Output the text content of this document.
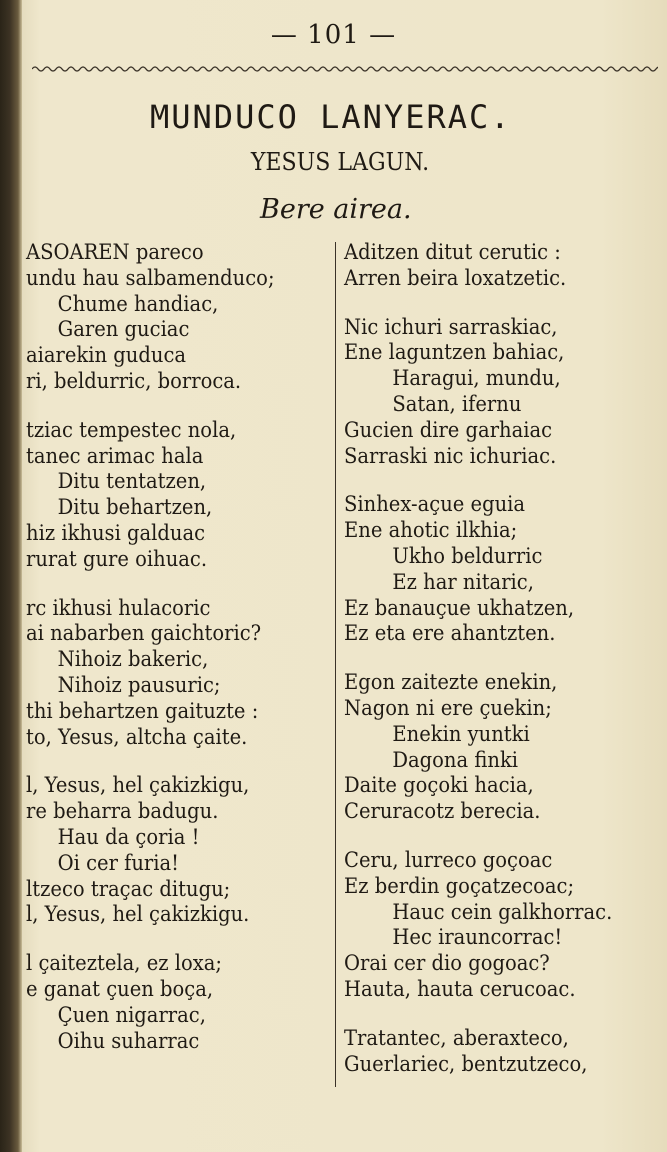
— 101 —
MUNDUCO LANYERAC.
YESUS LAGUN.
Bere airea.
ASOAREN pareco
undu hau salbamenduco;
Chume handiac,
Garen guciac
aiarekin guduca
ri, beldurric, borroca.
tziac tempestec nola,
tanec arimac hala
Ditu tentatzen,
Ditu behartzen,
hiz ikhusi galduac
rurat gure oihuac.
rc ikhusi hulacoric
ai nabarben gaichtoric?
Nihoiz bakeric,
Nihoiz pausuric;
thi behartzen gaituzte :
to, Yesus, altcha çaite.
l, Yesus, hel çakizkigu,
re beharra badugu.
Hau da çoria !
Oi cer furia!
ltzeco traçac ditugu;
l, Yesus, hel çakizkigu.
l çaiteztela, ez loxa;
e ganat çuen boça,
Çuen nigarrac,
Oihu suharrac
Aditzen ditut cerutic :
Arren beira loxatzetic.
Nic ichuri sarraskiac,
Ene laguntzen bahiac,
Haragui, mundu,
Satan, ifernu
Gucien dire garhaiac
Sarraski nic ichuriac.
Sinhex-açue eguia
Ene ahotic ilkhia;
Ukho beldurric
Ez har nitaric,
Ez banauçue ukhatzen,
Ez eta ere ahantzten.
Egon zaitezte enekin,
Nagon ni ere çuekin;
Enekin yuntki
Dagona finki
Daite goçoki hacia,
Ceruracotz berecia.
Ceru, lurreco goçoac
Ez berdin goçatzecoac;
Hauc cein galkhorrac.
Hec irauncorrac!
Orai cer dio gogoac?
Hauta, hauta cerucoac.
Tratantec, aberaxteco,
Guerlariec, bentzutzeco,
■ ■ ■ ■ ■
■ AIM: Quote every line of the records above exactly; no picture is to be copied.

■ ANSWER IN FULL:
Output the text content of this document.
— 101 —
MUNDUCO LANYERAC.
YESUS LAGUN.
Bere airea.
ASOAREN pareco
undu hau salbamenduco;
Chume handiac,
Garen guciac
aiarekin guduca
ri, beldurric, borroca.
tziac tempestec nola,
tanec arimac hala
Ditu tentatzen,
Ditu behartzen,
hiz ikhusi galduac
rurat gure oihuac.
rc ikhusi hulacoric
ai nabarben gaichtoric?
Nihoiz bakeric,
Nihoiz pausuric;
thi behartzen gaituzte :
to, Yesus, altcha çaite.
l, Yesus, hel çakizkigu,
re beharra badugu.
Hau da çoria !
Oi cer furia!
ltzeco traçac ditugu;
l, Yesus, hel çakizkigu.
l çaiteztela, ez loxa;
e ganat çuen boça,
Çuen nigarrac,
Oihu suharrac
Aditzen ditut cerutic :
Arren beira loxatzetic.
Nic ichuri sarraskiac,
Ene laguntzen bahiac,
Haragui, mundu,
Satan, ifernu
Gucien dire garhaiac
Sarraski nic ichuriac.
Sinhex-açue eguia
Ene ahotic ilkhia;
Ukho beldurric
Ez har nitaric,
Ez banauçue ukhatzen,
Ez eta ere ahantzten.
Egon zaitezte enekin,
Nagon ni ere çuekin;
Enekin yuntki
Dagona finki
Daite goçoki hacia,
Ceruracotz berecia.
Ceru, lurreco goçoac
Ez berdin goçatzecoac;
Hauc cein galkhorrac.
Hec irauncorrac!
Orai cer dio gogoac?
Hauta, hauta cerucoac.
Tratantec, aberaxteco,
Guerlariec, bentzutzeco,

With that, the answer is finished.